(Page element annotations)
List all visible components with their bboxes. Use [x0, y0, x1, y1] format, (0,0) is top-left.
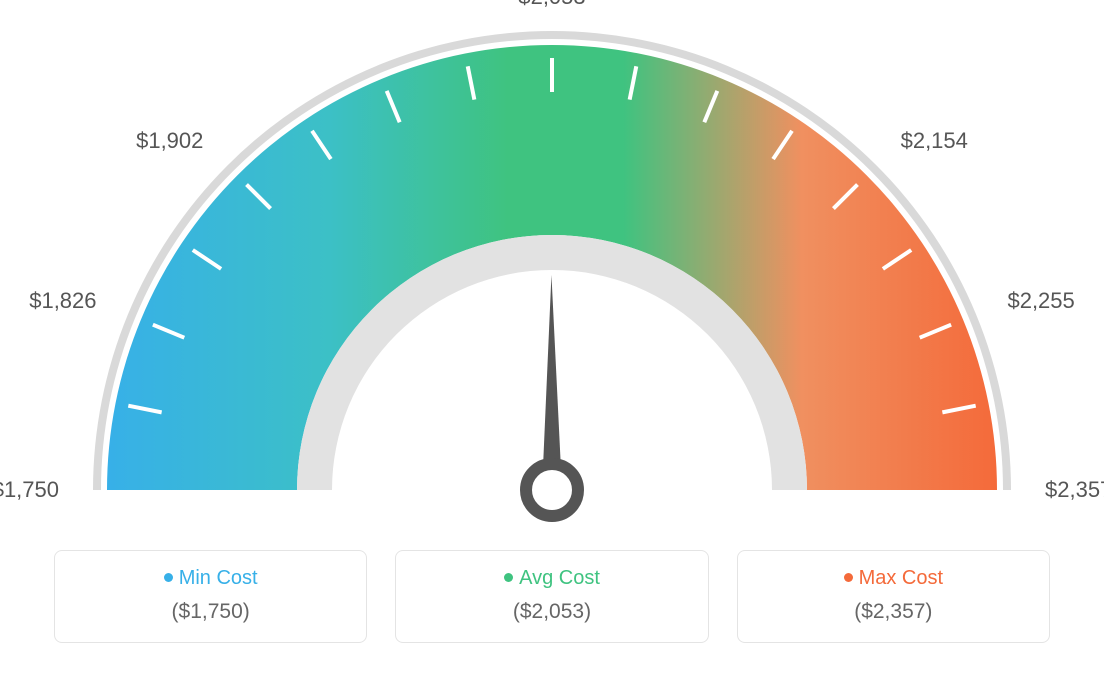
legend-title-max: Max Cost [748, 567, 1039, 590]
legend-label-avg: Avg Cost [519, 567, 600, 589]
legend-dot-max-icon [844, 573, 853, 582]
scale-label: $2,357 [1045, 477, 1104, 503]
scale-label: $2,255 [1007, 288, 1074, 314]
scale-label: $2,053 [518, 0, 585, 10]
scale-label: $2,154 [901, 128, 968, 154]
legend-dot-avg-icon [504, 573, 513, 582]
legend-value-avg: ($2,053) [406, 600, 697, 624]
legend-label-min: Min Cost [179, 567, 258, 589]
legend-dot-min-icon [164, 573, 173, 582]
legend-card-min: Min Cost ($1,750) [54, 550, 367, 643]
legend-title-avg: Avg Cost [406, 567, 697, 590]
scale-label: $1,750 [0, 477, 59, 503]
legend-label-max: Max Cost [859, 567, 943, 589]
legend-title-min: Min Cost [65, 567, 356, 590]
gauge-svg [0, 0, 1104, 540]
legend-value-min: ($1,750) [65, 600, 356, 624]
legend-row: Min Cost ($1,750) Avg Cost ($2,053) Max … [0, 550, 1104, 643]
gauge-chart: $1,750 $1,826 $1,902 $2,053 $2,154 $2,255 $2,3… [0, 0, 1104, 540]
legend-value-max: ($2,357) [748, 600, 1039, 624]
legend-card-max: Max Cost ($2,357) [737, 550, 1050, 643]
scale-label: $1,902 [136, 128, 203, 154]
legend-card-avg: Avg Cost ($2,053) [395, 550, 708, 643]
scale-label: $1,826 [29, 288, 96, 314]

• _What you will do_
Write out every entry again with "scale-label" switched to "tick-label" wherever it occurs and all other text left unchanged. Leave the pictures out.

• _Result of the task_
List all visible components with their bboxes. Use [x0, y0, x1, y1] format, (0,0) is top-left.
legend-title-max: Max Cost [748, 567, 1039, 590]
legend-label-avg: Avg Cost [519, 567, 600, 589]
legend-dot-max-icon [844, 573, 853, 582]
tick-label: $2,357 [1045, 477, 1104, 503]
tick-label: $2,255 [1007, 288, 1074, 314]
tick-label: $2,053 [518, 0, 585, 10]
tick-label: $2,154 [901, 128, 968, 154]
legend-dot-avg-icon [504, 573, 513, 582]
legend-value-avg: ($2,053) [406, 600, 697, 624]
legend-label-min: Min Cost [179, 567, 258, 589]
legend-dot-min-icon [164, 573, 173, 582]
legend-card-min: Min Cost ($1,750) [54, 550, 367, 643]
legend-title-avg: Avg Cost [406, 567, 697, 590]
tick-label: $1,750 [0, 477, 59, 503]
legend-label-max: Max Cost [859, 567, 943, 589]
legend-title-min: Min Cost [65, 567, 356, 590]
gauge-svg [0, 0, 1104, 540]
legend-value-min: ($1,750) [65, 600, 356, 624]
legend-row: Min Cost ($1,750) Avg Cost ($2,053) Max … [0, 550, 1104, 643]
gauge-chart: $1,750 $1,826 $1,902 $2,053 $2,154 $2,255 $2,3… [0, 0, 1104, 540]
legend-value-max: ($2,357) [748, 600, 1039, 624]
legend-card-max: Max Cost ($2,357) [737, 550, 1050, 643]
tick-label: $1,902 [136, 128, 203, 154]
legend-card-avg: Avg Cost ($2,053) [395, 550, 708, 643]
tick-label: $1,826 [29, 288, 96, 314]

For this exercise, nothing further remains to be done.